CHALLENGE »
Reproduce the records below in full and word for word, excluding pictures.

INFORMATION GIVEN »

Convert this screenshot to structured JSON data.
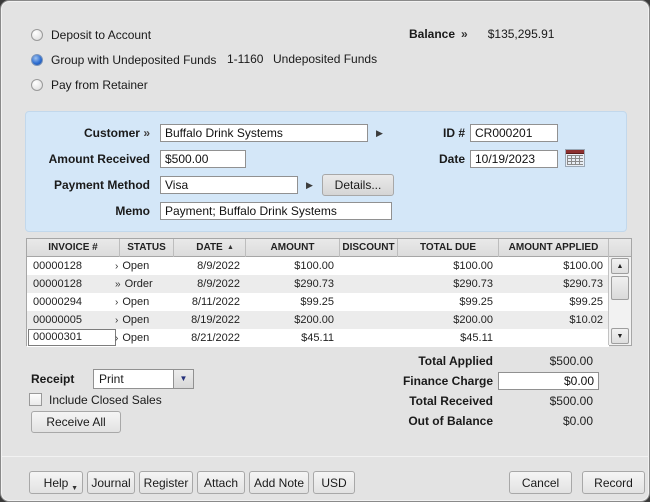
{
  "colors": {
    "panel_blue": "#d4e7f8",
    "window_background": "#e3e3e3",
    "radio_selected_blue": "#2f6fd2",
    "combo_arrow_blue": "#24307a",
    "calendar_icon_red": "#8c2f2f"
  },
  "icons": {
    "picker_arrow": "▶",
    "sort_ascending": "▲",
    "scroll_up": "▲",
    "scroll_down": "▼",
    "combo_arrow": "▼",
    "help_menu_arrow": "▼"
  },
  "deposit_options": {
    "radios": [
      {
        "label": "Deposit to Account",
        "selected": false
      },
      {
        "label": "Group with Undeposited Funds",
        "selected": true
      },
      {
        "label": "Pay from Retainer",
        "selected": false
      }
    ],
    "account_number": "1-1160",
    "account_name": "Undeposited Funds"
  },
  "balance": {
    "label": "Balance",
    "chevron": "»",
    "value": "$135,295.91"
  },
  "payment_form": {
    "customer_label": "Customer",
    "customer_chevron": "»",
    "customer_value": "Buffalo Drink Systems",
    "id_label": "ID #",
    "id_value": "CR000201",
    "amount_received_label": "Amount Received",
    "amount_received_value": "$500.00",
    "date_label": "Date",
    "date_value": "10/19/2023",
    "payment_method_label": "Payment Method",
    "payment_method_value": "Visa",
    "details_button": "Details...",
    "memo_label": "Memo",
    "memo_value": "Payment; Buffalo Drink Systems"
  },
  "invoice_table": {
    "columns": [
      "INVOICE #",
      "STATUS",
      "DATE",
      "AMOUNT",
      "DISCOUNT",
      "TOTAL DUE",
      "AMOUNT APPLIED"
    ],
    "sort_column": "DATE",
    "sort_direction": "ascending",
    "rows": [
      {
        "invoice": "00000128",
        "arrow": "›",
        "status": "Open",
        "date": "8/9/2022",
        "amount": "$100.00",
        "discount": "",
        "total_due": "$100.00",
        "amount_applied": "$100.00"
      },
      {
        "invoice": "00000128",
        "arrow": "»",
        "status": "Order",
        "date": "8/9/2022",
        "amount": "$290.73",
        "discount": "",
        "total_due": "$290.73",
        "amount_applied": "$290.73"
      },
      {
        "invoice": "00000294",
        "arrow": "›",
        "status": "Open",
        "date": "8/11/2022",
        "amount": "$99.25",
        "discount": "",
        "total_due": "$99.25",
        "amount_applied": "$99.25"
      },
      {
        "invoice": "00000005",
        "arrow": "›",
        "status": "Open",
        "date": "8/19/2022",
        "amount": "$200.00",
        "discount": "",
        "total_due": "$200.00",
        "amount_applied": "$10.02"
      },
      {
        "invoice": "00000301",
        "arrow": "›",
        "status": "Open",
        "date": "8/21/2022",
        "amount": "$45.11",
        "discount": "",
        "total_due": "$45.11",
        "amount_applied": ""
      }
    ]
  },
  "totals": {
    "total_applied": {
      "label": "Total Applied",
      "value": "$500.00"
    },
    "finance_charge": {
      "label": "Finance Charge",
      "value": "$0.00"
    },
    "total_received": {
      "label": "Total Received",
      "value": "$500.00"
    },
    "out_of_balance": {
      "label": "Out of Balance",
      "value": "$0.00"
    }
  },
  "receipt": {
    "label": "Receipt",
    "selected_option": "Print"
  },
  "include_closed_sales": {
    "label": "Include Closed Sales",
    "checked": false
  },
  "receive_all_button": "Receive All",
  "footer": {
    "buttons": [
      "Help",
      "Journal",
      "Register",
      "Attach",
      "Add Note",
      "USD"
    ],
    "cancel_button": "Cancel",
    "record_button": "Record"
  }
}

THE RESULT »
Convert this screenshot to structured JSON data.
{
  "colors": {
    "panel_blue": "#d4e7f8",
    "window_background": "#e3e3e3",
    "radio_selected_blue": "#2f6fd2",
    "combo_arrow_blue": "#24307a",
    "calendar_icon_red": "#8c2f2f"
  },
  "icons": {
    "picker_arrow": "▶",
    "sort_ascending": "▲",
    "scroll_up": "▲",
    "scroll_down": "▼",
    "combo_arrow": "▼",
    "help_menu_arrow": "▼"
  },
  "deposit_options": {
    "radios": [
      {
        "label": "Deposit to Account",
        "selected": false
      },
      {
        "label": "Group with Undeposited Funds",
        "selected": true
      },
      {
        "label": "Pay from Retainer",
        "selected": false
      }
    ],
    "account_number": "1-1160",
    "account_name": "Undeposited Funds"
  },
  "balance": {
    "label": "Balance",
    "chevron": "»",
    "value": "$135,295.91"
  },
  "payment_form": {
    "customer_label": "Customer",
    "customer_chevron": "»",
    "customer_value": "Buffalo Drink Systems",
    "id_label": "ID #",
    "id_value": "CR000201",
    "amount_received_label": "Amount Received",
    "amount_received_value": "$500.00",
    "date_label": "Date",
    "date_value": "10/19/2023",
    "payment_method_label": "Payment Method",
    "payment_method_value": "Visa",
    "details_button": "Details...",
    "memo_label": "Memo",
    "memo_value": "Payment; Buffalo Drink Systems"
  },
  "invoice_table": {
    "columns": [
      "INVOICE #",
      "STATUS",
      "DATE",
      "AMOUNT",
      "DISCOUNT",
      "TOTAL DUE",
      "AMOUNT APPLIED"
    ],
    "sort_column": "DATE",
    "sort_direction": "ascending",
    "rows": [
      {
        "invoice": "00000128",
        "arrow": "›",
        "status": "Open",
        "date": "8/9/2022",
        "amount": "$100.00",
        "discount": "",
        "total_due": "$100.00",
        "amount_applied": "$100.00"
      },
      {
        "invoice": "00000128",
        "arrow": "»",
        "status": "Order",
        "date": "8/9/2022",
        "amount": "$290.73",
        "discount": "",
        "total_due": "$290.73",
        "amount_applied": "$290.73"
      },
      {
        "invoice": "00000294",
        "arrow": "›",
        "status": "Open",
        "date": "8/11/2022",
        "amount": "$99.25",
        "discount": "",
        "total_due": "$99.25",
        "amount_applied": "$99.25"
      },
      {
        "invoice": "00000005",
        "arrow": "›",
        "status": "Open",
        "date": "8/19/2022",
        "amount": "$200.00",
        "discount": "",
        "total_due": "$200.00",
        "amount_applied": "$10.02"
      },
      {
        "invoice": "00000301",
        "arrow": "›",
        "status": "Open",
        "date": "8/21/2022",
        "amount": "$45.11",
        "discount": "",
        "total_due": "$45.11",
        "amount_applied": ""
      }
    ]
  },
  "totals": {
    "total_applied": {
      "label": "Total Applied",
      "value": "$500.00"
    },
    "finance_charge": {
      "label": "Finance Charge",
      "value": "$0.00"
    },
    "total_received": {
      "label": "Total Received",
      "value": "$500.00"
    },
    "out_of_balance": {
      "label": "Out of Balance",
      "value": "$0.00"
    }
  },
  "receipt": {
    "label": "Receipt",
    "selected_option": "Print"
  },
  "include_closed_sales": {
    "label": "Include Closed Sales",
    "checked": false
  },
  "receive_all_button": "Receive All",
  "footer": {
    "buttons": [
      "Help",
      "Journal",
      "Register",
      "Attach",
      "Add Note",
      "USD"
    ],
    "cancel_button": "Cancel",
    "record_button": "Record"
  }
}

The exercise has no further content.